*What you will do:*
Pull each line holding the word "name" from the data.

=== Records supplied ===

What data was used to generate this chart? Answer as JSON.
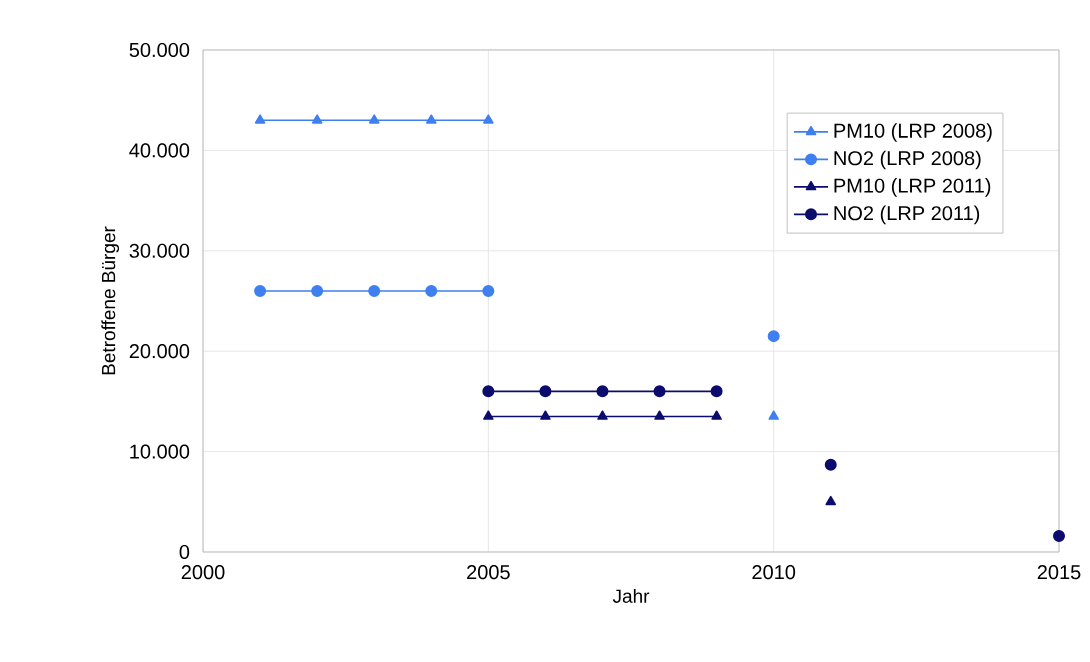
{
  "chart_data": {
    "type": "line",
    "xlabel": "Jahr",
    "ylabel": "Betroffene Bürger",
    "xlim": [
      2000,
      2015
    ],
    "xticks": [
      2000,
      2005,
      2010,
      2015
    ],
    "ylim": [
      0,
      50000
    ],
    "yticks": [
      {
        "value": 0,
        "label": "0"
      },
      {
        "value": 10000,
        "label": "10.000"
      },
      {
        "value": 20000,
        "label": "20.000"
      },
      {
        "value": 30000,
        "label": "30.000"
      },
      {
        "value": 40000,
        "label": "40.000"
      },
      {
        "value": 50000,
        "label": "50.000"
      }
    ],
    "grid": true,
    "legend": "top right",
    "line_style": "solid",
    "series": [
      {
        "name": "PM10 (LRP 2008)",
        "color": "#3f7ff0",
        "marker": "triangle",
        "x": [
          2001,
          2002,
          2003,
          2004,
          2005,
          2006,
          2010
        ],
        "values": [
          43000,
          43000,
          43000,
          43000,
          43000,
          null,
          13500
        ]
      },
      {
        "name": "NO2 (LRP 2008)",
        "color": "#3f7ff0",
        "marker": "circle",
        "x": [
          2001,
          2002,
          2003,
          2004,
          2005,
          2006,
          2010
        ],
        "values": [
          26000,
          26000,
          26000,
          26000,
          26000,
          null,
          21500
        ]
      },
      {
        "name": "PM10 (LRP 2011)",
        "color": "#0c0c6e",
        "marker": "triangle",
        "x": [
          2005,
          2006,
          2007,
          2008,
          2009,
          2010,
          2011
        ],
        "values": [
          13500,
          13500,
          13500,
          13500,
          13500,
          null,
          5000
        ]
      },
      {
        "name": "NO2 (LRP 2011)",
        "color": "#0c0c6e",
        "marker": "circle",
        "x": [
          2005,
          2006,
          2007,
          2008,
          2009,
          2010,
          2011,
          2012,
          2015
        ],
        "values": [
          16000,
          16000,
          16000,
          16000,
          16000,
          null,
          8700,
          null,
          1600
        ]
      }
    ]
  }
}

===

*Result of the exercise:*
        "name": "PM10 (LRP 2008)",
        "name": "NO2 (LRP 2008)",
        "name": "PM10 (LRP 2011)",
        "name": "NO2 (LRP 2011)",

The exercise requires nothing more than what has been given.